■ **Instructions to follow**:
Output all of the data below exactly as given.

● ● ●

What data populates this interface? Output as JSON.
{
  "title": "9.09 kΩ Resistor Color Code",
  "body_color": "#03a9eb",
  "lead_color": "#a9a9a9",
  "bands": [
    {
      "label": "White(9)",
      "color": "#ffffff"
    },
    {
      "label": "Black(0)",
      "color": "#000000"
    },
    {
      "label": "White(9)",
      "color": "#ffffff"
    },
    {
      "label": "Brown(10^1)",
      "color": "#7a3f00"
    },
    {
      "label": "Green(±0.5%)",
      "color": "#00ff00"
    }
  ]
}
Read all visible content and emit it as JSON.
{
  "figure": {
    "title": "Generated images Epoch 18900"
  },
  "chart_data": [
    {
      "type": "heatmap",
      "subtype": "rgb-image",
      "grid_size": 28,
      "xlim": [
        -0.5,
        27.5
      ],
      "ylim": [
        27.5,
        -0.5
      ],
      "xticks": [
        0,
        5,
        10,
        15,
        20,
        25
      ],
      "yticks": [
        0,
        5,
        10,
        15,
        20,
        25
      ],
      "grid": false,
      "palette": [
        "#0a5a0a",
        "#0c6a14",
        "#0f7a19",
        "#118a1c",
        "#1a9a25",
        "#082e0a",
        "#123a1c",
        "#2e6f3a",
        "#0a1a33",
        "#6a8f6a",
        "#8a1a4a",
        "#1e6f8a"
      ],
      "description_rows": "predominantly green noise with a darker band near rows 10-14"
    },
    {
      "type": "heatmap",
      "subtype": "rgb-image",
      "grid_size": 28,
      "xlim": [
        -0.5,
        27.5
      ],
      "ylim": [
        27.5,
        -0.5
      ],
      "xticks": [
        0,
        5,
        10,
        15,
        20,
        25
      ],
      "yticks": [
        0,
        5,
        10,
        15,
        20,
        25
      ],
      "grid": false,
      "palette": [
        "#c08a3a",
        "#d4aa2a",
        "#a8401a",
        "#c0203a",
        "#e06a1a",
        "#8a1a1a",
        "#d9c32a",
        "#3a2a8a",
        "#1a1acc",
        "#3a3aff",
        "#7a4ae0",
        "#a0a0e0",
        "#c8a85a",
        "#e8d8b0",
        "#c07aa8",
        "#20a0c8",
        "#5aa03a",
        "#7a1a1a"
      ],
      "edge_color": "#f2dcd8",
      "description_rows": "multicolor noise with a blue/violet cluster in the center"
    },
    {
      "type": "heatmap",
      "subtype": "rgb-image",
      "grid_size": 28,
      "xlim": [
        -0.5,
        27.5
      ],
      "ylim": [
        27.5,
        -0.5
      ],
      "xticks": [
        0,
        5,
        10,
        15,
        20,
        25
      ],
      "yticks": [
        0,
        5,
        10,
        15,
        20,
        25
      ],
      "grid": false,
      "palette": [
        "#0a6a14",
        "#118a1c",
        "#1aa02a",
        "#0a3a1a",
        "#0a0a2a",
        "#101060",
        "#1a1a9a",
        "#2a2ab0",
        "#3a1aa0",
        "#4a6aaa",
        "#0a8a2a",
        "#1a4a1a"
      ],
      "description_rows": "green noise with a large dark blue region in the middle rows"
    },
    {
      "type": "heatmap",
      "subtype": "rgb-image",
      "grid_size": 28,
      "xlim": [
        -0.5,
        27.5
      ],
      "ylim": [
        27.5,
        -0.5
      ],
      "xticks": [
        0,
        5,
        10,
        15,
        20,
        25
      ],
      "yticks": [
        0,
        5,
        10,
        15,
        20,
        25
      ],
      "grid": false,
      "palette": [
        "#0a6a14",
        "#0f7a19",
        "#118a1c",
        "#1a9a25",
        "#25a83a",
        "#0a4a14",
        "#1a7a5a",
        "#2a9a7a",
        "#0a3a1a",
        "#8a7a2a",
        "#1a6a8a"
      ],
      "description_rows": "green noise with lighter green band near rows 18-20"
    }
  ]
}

● ● ●

■ **Result**:
What data populates this interface? Output as JSON.
{
  "title": "9.09 kΩ Resistor Color Code",
  "body_color": "#03a9eb",
  "lead_color": "#a9a9a9",
  "bands": [
    {
      "label": "White(9)",
      "color": "#ffffff"
    },
    {
      "label": "Black(0)",
      "color": "#000000"
    },
    {
      "label": "White(9)",
      "color": "#ffffff"
    },
    {
      "label": "Brown(10^1)",
      "color": "#7a3f00"
    },
    {
      "label": "Green(±0.5%)",
      "color": "#00ff00"
    }
  ]
}
Read all visible content and emit it as JSON.
{
  "figure": {
    "title": "Generated images Epoch 18900"
  },
  "chart_data": [
    {
      "type": "heatmap",
      "subtype": "rgb-image",
      "grid_size": 28,
      "xlim": [
        -0.5,
        27.5
      ],
      "ylim": [
        27.5,
        -0.5
      ],
      "xticks": [
        0,
        5,
        10,
        15,
        20,
        25
      ],
      "yticks": [
        0,
        5,
        10,
        15,
        20,
        25
      ],
      "grid": false,
      "palette": [
        "#0a5a0a",
        "#0c6a14",
        "#0f7a19",
        "#118a1c",
        "#1a9a25",
        "#082e0a",
        "#123a1c",
        "#2e6f3a",
        "#0a1a33",
        "#6a8f6a",
        "#8a1a4a",
        "#1e6f8a"
      ],
      "description_rows": "predominantly green noise with a darker band near rows 10-14"
    },
    {
      "type": "heatmap",
      "subtype": "rgb-image",
      "grid_size": 28,
      "xlim": [
        -0.5,
        27.5
      ],
      "ylim": [
        27.5,
        -0.5
      ],
      "xticks": [
        0,
        5,
        10,
        15,
        20,
        25
      ],
      "yticks": [
        0,
        5,
        10,
        15,
        20,
        25
      ],
      "grid": false,
      "palette": [
        "#c08a3a",
        "#d4aa2a",
        "#a8401a",
        "#c0203a",
        "#e06a1a",
        "#8a1a1a",
        "#d9c32a",
        "#3a2a8a",
        "#1a1acc",
        "#3a3aff",
        "#7a4ae0",
        "#a0a0e0",
        "#c8a85a",
        "#e8d8b0",
        "#c07aa8",
        "#20a0c8",
        "#5aa03a",
        "#7a1a1a"
      ],
      "edge_color": "#f2dcd8",
      "description_rows": "multicolor noise with a blue/violet cluster in the center"
    },
    {
      "type": "heatmap",
      "subtype": "rgb-image",
      "grid_size": 28,
      "xlim": [
        -0.5,
        27.5
      ],
      "ylim": [
        27.5,
        -0.5
      ],
      "xticks": [
        0,
        5,
        10,
        15,
        20,
        25
      ],
      "yticks": [
        0,
        5,
        10,
        15,
        20,
        25
      ],
      "grid": false,
      "palette": [
        "#0a6a14",
        "#118a1c",
        "#1aa02a",
        "#0a3a1a",
        "#0a0a2a",
        "#101060",
        "#1a1a9a",
        "#2a2ab0",
        "#3a1aa0",
        "#4a6aaa",
        "#0a8a2a",
        "#1a4a1a"
      ],
      "description_rows": "green noise with a large dark blue region in the middle rows"
    },
    {
      "type": "heatmap",
      "subtype": "rgb-image",
      "grid_size": 28,
      "xlim": [
        -0.5,
        27.5
      ],
      "ylim": [
        27.5,
        -0.5
      ],
      "xticks": [
        0,
        5,
        10,
        15,
        20,
        25
      ],
      "yticks": [
        0,
        5,
        10,
        15,
        20,
        25
      ],
      "grid": false,
      "palette": [
        "#0a6a14",
        "#0f7a19",
        "#118a1c",
        "#1a9a25",
        "#25a83a",
        "#0a4a14",
        "#1a7a5a",
        "#2a9a7a",
        "#0a3a1a",
        "#8a7a2a",
        "#1a6a8a"
      ],
      "description_rows": "green noise with lighter green band near rows 18-20"
    }
  ]
}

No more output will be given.